### Provided data
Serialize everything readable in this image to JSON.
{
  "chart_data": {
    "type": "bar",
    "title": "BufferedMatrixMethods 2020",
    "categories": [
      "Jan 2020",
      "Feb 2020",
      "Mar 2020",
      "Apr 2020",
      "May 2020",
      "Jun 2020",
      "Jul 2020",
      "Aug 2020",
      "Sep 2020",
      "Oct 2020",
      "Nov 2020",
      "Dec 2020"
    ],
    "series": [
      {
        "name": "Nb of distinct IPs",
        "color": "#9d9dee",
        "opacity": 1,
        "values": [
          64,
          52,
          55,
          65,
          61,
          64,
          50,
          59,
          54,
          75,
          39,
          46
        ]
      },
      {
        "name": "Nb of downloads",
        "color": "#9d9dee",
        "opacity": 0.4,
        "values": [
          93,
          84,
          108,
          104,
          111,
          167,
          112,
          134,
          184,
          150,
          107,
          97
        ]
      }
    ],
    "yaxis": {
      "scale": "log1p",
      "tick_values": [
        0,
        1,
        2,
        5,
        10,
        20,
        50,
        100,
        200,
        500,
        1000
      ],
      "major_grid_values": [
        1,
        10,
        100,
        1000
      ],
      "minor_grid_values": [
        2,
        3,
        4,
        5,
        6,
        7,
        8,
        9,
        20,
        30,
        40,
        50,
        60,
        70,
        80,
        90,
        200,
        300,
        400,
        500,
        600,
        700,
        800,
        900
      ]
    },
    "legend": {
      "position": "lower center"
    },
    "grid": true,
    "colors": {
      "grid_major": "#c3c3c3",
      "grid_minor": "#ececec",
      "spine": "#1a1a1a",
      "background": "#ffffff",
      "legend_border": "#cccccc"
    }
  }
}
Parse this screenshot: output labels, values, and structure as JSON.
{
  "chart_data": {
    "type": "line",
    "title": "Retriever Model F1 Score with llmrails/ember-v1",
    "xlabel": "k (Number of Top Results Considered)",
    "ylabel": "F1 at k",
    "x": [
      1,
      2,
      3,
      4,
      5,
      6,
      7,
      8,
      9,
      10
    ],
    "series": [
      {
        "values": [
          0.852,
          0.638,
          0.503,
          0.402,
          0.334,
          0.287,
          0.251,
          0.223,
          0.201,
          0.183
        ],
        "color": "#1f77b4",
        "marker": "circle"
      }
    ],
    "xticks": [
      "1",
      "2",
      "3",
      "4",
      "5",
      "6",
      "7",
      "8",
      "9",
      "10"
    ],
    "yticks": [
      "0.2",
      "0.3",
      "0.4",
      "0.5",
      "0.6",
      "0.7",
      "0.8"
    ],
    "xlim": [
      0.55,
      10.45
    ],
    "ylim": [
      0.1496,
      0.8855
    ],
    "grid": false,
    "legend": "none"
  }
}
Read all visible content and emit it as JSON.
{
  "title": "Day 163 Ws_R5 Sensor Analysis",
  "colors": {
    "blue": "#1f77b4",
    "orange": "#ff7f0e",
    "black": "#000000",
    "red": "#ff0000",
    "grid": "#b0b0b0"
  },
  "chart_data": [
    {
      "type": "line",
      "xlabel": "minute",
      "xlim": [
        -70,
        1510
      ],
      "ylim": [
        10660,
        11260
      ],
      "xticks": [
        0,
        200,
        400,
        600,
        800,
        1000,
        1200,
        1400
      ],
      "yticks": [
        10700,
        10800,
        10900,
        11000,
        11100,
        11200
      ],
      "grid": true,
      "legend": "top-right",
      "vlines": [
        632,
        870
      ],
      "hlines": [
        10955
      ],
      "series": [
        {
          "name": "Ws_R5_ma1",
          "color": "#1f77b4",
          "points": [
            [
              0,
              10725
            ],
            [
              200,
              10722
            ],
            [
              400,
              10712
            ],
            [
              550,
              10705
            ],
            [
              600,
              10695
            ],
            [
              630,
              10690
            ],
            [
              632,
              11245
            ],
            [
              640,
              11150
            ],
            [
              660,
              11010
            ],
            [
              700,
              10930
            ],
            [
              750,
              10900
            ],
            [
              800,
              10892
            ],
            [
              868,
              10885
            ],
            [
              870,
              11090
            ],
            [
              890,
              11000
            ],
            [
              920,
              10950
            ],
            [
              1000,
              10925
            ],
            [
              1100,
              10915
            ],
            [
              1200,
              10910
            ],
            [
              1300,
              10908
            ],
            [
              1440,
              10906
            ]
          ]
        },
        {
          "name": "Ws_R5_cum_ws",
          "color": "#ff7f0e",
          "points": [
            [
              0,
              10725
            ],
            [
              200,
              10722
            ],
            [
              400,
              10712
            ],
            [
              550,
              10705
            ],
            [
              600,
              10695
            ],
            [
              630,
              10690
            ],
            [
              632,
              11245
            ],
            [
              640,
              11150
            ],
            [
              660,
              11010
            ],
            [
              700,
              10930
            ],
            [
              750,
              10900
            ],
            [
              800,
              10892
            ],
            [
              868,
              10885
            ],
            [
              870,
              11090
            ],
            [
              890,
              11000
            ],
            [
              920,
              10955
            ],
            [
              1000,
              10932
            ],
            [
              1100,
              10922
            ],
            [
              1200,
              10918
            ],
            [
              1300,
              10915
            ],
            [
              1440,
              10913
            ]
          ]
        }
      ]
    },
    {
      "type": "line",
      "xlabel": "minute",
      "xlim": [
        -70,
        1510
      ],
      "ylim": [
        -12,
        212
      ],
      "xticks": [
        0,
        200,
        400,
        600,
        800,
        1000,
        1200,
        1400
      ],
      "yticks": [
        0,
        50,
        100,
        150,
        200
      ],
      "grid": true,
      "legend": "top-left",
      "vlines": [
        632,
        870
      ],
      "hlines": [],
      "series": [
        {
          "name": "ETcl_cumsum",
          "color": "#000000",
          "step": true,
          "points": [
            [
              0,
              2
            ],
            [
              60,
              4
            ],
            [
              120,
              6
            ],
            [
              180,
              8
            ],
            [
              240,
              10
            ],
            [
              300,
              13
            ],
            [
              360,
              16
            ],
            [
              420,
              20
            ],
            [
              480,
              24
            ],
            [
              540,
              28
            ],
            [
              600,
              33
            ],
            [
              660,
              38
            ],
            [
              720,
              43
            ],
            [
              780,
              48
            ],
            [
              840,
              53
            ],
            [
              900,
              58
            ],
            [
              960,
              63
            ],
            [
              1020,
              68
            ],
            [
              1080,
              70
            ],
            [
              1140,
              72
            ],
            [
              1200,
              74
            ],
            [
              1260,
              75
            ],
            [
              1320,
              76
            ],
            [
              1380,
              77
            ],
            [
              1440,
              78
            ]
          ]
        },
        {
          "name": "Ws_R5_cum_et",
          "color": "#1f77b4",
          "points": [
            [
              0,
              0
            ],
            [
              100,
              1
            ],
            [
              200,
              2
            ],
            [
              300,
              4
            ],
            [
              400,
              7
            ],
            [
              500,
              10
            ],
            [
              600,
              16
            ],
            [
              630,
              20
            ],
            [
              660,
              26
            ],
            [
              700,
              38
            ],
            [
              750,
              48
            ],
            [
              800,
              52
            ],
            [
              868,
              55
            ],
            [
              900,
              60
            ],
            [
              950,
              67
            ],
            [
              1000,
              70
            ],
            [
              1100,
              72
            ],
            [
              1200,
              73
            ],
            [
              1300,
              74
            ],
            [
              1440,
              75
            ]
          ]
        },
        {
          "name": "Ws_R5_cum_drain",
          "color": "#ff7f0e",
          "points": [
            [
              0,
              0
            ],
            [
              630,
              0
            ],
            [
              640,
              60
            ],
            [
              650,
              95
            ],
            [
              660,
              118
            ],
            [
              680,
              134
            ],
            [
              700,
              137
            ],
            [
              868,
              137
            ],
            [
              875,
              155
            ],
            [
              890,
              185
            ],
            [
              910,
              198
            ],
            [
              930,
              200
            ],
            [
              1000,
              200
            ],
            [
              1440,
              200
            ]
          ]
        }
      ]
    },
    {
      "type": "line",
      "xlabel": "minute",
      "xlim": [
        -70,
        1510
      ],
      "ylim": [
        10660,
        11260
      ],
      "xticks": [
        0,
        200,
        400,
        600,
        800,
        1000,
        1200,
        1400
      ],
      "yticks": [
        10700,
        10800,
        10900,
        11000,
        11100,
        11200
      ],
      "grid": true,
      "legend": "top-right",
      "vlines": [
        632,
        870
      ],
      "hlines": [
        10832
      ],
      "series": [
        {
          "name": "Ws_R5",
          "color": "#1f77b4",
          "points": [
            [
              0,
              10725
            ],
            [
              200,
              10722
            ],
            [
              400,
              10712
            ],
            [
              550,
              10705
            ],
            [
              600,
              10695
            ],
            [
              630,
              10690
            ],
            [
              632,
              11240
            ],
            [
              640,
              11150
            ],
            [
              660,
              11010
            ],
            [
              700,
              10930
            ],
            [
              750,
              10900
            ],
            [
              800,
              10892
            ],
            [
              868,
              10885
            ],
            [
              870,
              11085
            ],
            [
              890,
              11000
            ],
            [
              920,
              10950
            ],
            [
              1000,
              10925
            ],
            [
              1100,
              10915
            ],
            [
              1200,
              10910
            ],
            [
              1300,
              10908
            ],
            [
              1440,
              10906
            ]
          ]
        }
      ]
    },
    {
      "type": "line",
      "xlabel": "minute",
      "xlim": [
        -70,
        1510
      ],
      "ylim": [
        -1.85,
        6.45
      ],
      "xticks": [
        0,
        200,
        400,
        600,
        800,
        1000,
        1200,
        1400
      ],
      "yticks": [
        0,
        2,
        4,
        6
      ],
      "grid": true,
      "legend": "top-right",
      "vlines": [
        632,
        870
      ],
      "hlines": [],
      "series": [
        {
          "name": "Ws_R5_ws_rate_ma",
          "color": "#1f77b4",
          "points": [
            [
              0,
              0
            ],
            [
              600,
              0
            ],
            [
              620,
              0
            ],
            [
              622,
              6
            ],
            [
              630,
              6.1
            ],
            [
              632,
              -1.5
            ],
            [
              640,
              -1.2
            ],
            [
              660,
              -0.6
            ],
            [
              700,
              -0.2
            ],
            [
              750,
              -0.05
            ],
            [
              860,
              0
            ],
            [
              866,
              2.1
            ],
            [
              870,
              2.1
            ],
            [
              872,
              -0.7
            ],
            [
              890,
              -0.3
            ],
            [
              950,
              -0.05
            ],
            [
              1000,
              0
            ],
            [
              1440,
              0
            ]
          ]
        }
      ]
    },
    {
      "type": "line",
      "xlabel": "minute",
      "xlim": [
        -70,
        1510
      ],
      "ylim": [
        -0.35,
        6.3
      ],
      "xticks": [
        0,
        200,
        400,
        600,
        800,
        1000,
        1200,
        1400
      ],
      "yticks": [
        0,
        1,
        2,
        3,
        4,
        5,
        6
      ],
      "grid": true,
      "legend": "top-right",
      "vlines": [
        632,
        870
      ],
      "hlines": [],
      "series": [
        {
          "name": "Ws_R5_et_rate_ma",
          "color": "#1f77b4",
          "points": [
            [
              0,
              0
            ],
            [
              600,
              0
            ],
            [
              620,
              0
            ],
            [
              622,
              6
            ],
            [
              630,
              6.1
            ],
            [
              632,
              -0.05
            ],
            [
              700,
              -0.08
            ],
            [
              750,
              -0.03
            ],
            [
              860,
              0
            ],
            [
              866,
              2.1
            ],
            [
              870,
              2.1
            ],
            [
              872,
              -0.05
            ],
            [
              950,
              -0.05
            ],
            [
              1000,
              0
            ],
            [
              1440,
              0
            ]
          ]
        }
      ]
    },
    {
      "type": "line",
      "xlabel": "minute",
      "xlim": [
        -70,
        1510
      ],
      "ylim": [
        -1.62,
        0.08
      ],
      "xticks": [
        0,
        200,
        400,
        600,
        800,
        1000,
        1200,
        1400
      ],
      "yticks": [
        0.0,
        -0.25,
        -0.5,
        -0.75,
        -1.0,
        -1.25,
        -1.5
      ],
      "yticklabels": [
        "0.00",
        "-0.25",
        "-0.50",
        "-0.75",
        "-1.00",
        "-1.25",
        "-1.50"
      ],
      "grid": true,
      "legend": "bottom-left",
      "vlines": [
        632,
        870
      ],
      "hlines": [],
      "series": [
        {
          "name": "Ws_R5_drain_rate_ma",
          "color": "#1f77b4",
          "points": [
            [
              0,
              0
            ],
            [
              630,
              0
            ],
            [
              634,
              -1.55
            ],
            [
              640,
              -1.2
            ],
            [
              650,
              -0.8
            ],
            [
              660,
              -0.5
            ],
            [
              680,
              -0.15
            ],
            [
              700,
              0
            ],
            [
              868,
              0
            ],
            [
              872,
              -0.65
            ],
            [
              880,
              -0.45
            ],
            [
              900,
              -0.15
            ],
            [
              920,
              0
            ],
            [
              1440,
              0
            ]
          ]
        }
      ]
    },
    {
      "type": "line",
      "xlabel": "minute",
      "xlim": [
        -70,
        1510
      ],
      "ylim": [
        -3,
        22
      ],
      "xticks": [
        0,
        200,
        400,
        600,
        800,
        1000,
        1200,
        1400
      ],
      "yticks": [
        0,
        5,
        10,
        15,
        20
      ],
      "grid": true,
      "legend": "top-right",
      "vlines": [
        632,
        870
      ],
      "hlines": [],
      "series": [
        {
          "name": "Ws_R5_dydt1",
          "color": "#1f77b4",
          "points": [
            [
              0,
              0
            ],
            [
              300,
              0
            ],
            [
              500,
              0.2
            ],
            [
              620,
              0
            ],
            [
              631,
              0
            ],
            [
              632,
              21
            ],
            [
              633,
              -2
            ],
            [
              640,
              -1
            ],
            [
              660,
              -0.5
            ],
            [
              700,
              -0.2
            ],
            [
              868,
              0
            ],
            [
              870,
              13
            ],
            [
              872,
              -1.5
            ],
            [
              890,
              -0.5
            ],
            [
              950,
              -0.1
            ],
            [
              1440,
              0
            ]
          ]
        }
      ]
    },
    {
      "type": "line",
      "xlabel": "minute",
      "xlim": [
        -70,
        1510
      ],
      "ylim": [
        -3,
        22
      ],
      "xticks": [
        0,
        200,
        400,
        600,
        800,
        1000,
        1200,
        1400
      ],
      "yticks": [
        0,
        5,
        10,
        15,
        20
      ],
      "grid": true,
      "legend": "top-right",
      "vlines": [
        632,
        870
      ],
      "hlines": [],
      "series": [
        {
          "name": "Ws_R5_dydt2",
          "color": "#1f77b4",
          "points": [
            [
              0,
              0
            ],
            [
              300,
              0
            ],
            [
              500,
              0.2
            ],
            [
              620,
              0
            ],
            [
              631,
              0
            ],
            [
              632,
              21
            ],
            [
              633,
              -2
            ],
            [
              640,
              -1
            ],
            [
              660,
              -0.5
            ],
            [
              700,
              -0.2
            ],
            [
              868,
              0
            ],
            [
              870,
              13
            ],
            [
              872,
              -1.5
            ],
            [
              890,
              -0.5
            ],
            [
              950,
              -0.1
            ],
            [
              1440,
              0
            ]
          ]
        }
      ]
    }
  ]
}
######
**Given task**. Find the lines above holding the word "JSON" and show them.

**Solution for this problem**.
Serialize everything readable in this image to JSON.
Parse this screenshot: output labels, values, and structure as JSON.
Read all visible content and emit it as JSON.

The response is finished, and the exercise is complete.